-- begin DATASET ROWS --

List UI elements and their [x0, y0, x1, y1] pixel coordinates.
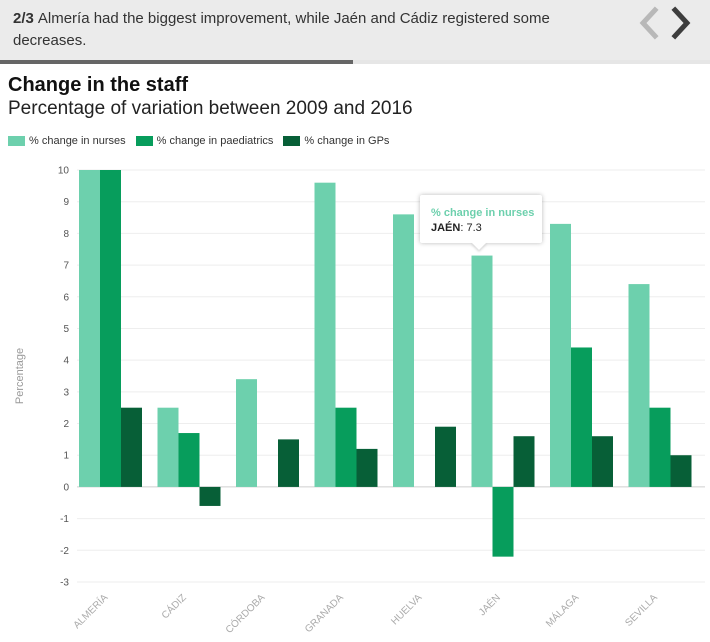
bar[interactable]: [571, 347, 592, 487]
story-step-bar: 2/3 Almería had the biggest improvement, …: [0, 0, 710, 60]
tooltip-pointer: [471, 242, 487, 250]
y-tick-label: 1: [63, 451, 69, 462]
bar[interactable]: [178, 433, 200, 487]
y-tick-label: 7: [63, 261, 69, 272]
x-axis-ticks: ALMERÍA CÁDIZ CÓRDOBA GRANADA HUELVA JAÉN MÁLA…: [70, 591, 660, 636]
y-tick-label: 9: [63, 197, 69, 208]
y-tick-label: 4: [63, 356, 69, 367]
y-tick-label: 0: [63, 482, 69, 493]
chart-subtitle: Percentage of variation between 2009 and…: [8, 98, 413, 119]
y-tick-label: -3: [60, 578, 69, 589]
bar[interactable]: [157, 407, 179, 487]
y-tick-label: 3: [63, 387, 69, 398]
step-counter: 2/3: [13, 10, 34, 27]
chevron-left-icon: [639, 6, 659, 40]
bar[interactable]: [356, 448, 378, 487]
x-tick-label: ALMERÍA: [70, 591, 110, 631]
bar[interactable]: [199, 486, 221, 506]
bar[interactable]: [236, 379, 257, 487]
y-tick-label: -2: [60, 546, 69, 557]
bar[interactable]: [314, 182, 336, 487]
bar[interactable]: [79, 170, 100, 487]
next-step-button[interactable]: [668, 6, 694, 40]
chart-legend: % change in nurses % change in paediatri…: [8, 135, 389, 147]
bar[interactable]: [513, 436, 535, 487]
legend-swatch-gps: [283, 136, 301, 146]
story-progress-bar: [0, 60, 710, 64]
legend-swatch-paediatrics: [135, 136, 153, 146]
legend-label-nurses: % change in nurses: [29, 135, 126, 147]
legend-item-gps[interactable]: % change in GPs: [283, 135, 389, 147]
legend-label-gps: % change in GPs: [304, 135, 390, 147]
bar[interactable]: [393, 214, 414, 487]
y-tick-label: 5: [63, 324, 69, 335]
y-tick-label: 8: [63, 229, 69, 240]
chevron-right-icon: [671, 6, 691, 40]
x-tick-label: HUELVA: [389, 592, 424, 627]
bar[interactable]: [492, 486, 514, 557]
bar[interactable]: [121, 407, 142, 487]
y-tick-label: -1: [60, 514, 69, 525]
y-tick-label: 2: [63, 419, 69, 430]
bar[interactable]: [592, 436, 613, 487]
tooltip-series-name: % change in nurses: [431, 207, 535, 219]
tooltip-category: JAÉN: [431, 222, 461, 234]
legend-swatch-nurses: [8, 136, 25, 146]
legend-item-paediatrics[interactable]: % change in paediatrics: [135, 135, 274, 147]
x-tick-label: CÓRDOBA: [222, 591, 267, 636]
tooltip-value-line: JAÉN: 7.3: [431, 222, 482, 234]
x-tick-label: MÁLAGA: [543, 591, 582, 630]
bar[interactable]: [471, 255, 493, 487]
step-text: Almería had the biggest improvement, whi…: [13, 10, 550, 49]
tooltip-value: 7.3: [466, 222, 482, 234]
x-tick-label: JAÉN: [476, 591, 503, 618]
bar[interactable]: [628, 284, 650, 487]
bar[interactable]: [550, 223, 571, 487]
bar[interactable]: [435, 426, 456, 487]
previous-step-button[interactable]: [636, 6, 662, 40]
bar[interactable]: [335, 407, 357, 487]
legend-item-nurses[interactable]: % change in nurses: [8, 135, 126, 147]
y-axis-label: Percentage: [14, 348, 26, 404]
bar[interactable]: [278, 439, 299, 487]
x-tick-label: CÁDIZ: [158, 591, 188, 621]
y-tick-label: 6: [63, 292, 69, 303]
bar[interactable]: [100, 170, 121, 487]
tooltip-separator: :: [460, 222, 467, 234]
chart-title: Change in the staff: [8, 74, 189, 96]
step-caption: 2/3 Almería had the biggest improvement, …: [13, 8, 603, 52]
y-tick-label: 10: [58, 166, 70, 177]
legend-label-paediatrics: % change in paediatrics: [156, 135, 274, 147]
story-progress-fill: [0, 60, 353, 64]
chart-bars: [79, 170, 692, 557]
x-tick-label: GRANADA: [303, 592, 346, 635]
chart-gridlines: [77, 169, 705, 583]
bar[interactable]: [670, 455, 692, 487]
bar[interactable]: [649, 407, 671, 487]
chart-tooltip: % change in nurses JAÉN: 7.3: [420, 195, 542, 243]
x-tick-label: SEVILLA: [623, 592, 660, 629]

-- end DATASET ROWS --

- [TASK BRIEF] Turn the data above into a Markdown table with two columns, Row and Entry, giving each non-blank line a row number and its text. Leave the pictures out of the table.

- [RESULT]
| Row | Entry |
|---|---|
| 1 | List UI elements and their [x0, y0, x1, y1] pixel coordinates. |
| 2 | bar[interactable]: [571, 347, 592, 487] |
| 3 | story-step-bar: 2/3 Almería had the biggest improvement, …: [0, 0, 710, 60] |
| 4 | tooltip-pointer: [471, 242, 487, 250] |
| 5 | y-tick-label: 1: [63, 451, 69, 462] |
| 6 | bar[interactable]: [178, 433, 200, 487] |
| 7 | y-tick-label: 7: [63, 261, 69, 272] |
| 8 | x-axis-ticks: ALMERÍA CÁDIZ CÓRDOBA GRANADA HUELVA JAÉN MÁLA…: [70, 591, 660, 636] |
| 9 | y-tick-label: 9: [63, 197, 69, 208] |
| 10 | y-tick-label: 4: [63, 356, 69, 367] |
| 11 | y-tick-label: 0: [63, 482, 69, 493] |
| 12 | chart-subtitle: Percentage of variation between 2009 and…: [8, 98, 413, 119] |
| 13 | y-tick-label: -3: [60, 578, 69, 589] |
| 14 | bar[interactable]: [157, 407, 179, 487] |
| 15 | y-tick-label: 3: [63, 387, 69, 398] |
| 16 | step-counter: 2/3: [13, 10, 34, 27] |
| 17 | chevron-left-icon: [639, 6, 659, 40] |
| 18 | bar[interactable]: [356, 448, 378, 487] |
| 19 | x-tick-label: ALMERÍA: [70, 591, 110, 631] |
| 20 | bar[interactable]: [199, 486, 221, 506] |
| 21 | bar[interactable]: [236, 379, 257, 487] |
| 22 | y-tick-label: -2: [60, 546, 69, 557] |
| 23 | bar[interactable]: [314, 182, 336, 487] |
| 24 | bar[interactable]: [79, 170, 100, 487] |
| 25 | next-step-button[interactable]: [668, 6, 694, 40] |
| 26 | chart-legend: % change in nurses % change in paediatri…: [8, 135, 389, 147] |
| 27 | bar[interactable]: [513, 436, 535, 487] |
| 28 | legend-swatch-gps: [283, 136, 301, 146] |
| 29 | story-progress-bar: [0, 60, 710, 64] |
| 30 | legend-swatch-paediatrics: [135, 136, 153, 146] |
| 31 | legend-label-nurses: % change in nurses: [29, 135, 126, 147] |
| 32 | legend-item-gps[interactable]: % change in GPs: [283, 135, 389, 147] |
| 33 | legend-label-gps: % change in GPs: [304, 135, 390, 147] |
| 34 | bar[interactable]: [393, 214, 414, 487] |
| 35 | y-tick-label: 5: [63, 324, 69, 335] |
| 36 | y-tick-label: 8: [63, 229, 69, 240] |
| 37 | chevron-right-icon: [671, 6, 691, 40] |
| 38 | x-tick-label: HUELVA: [389, 592, 424, 627] |
| 39 | bar[interactable]: [492, 486, 514, 557] |
| 40 | bar[interactable]: [121, 407, 142, 487] |
| 41 | y-tick-label: -1: [60, 514, 69, 525] |
| 42 | y-tick-label: 2: [63, 419, 69, 430] |
| 43 | bar[interactable]: [592, 436, 613, 487] |
| 44 | tooltip-series-name: % change in nurses: [431, 207, 535, 219] |
| 45 | tooltip-category: JAÉN: [431, 222, 461, 234] |
| 46 | legend-swatch-nurses: [8, 136, 25, 146] |
| 47 | legend-item-paediatrics[interactable]: % change in paediatrics: [135, 135, 274, 147] |
| 48 | x-tick-label: CÓRDOBA: [222, 591, 267, 636] |
| 49 | tooltip-value-line: JAÉN: 7.3: [431, 222, 482, 234] |
| 50 | x-tick-label: MÁLAGA: [543, 591, 582, 630] |
| 51 | bar[interactable]: [471, 255, 493, 487] |
| 52 | step-text: Almería had the biggest improvement, whi…: [13, 10, 550, 49] |
| 53 | tooltip-value: 7.3: [466, 222, 482, 234] |
| 54 | x-tick-label: JAÉN: [476, 591, 503, 618] |
| 55 | bar[interactable]: [628, 284, 650, 487] |
| 56 | bar[interactable]: [550, 223, 571, 487] |
| 57 | bar[interactable]: [435, 426, 456, 487] |
| 58 | previous-step-button[interactable]: [636, 6, 662, 40] |
| 59 | bar[interactable]: [335, 407, 357, 487] |
| 60 | legend-item-nurses[interactable]: % change in nurses: [8, 135, 126, 147] |
| 61 | y-axis-label: Percentage: [14, 348, 26, 404] |
| 62 | bar[interactable]: [278, 439, 299, 487] |
| 63 | x-tick-label: CÁDIZ: [158, 591, 188, 621] |
| 64 | y-tick-label: 6: [63, 292, 69, 303] |
| 65 | bar[interactable]: [100, 170, 121, 487] |
| 66 | tooltip-separator: :: [460, 222, 467, 234] |
| 67 | chart-title: Change in the staff: [8, 74, 189, 96] |
| 68 | step-caption: 2/3 Almería had the biggest improvement, …: [13, 8, 603, 52] |
| 69 | y-tick-label: 10: [58, 166, 70, 177] |
| 70 | legend-label-paediatrics: % change in paediatrics: [156, 135, 274, 147] |
| 71 | story-progress-fill: [0, 60, 353, 64] |
| 72 | chart-bars: [79, 170, 692, 557] |
| 73 | x-tick-label: GRANADA: [303, 592, 346, 635] |
| 74 | chart-gridlines: [77, 169, 705, 583] |
| 75 | bar[interactable]: [670, 455, 692, 487] |
| 76 | bar[interactable]: [649, 407, 671, 487] |
| 77 | chart-tooltip: % change in nurses JAÉN: 7.3: [420, 195, 542, 243] |
| 78 | x-tick-label: SEVILLA: [623, 592, 660, 629] |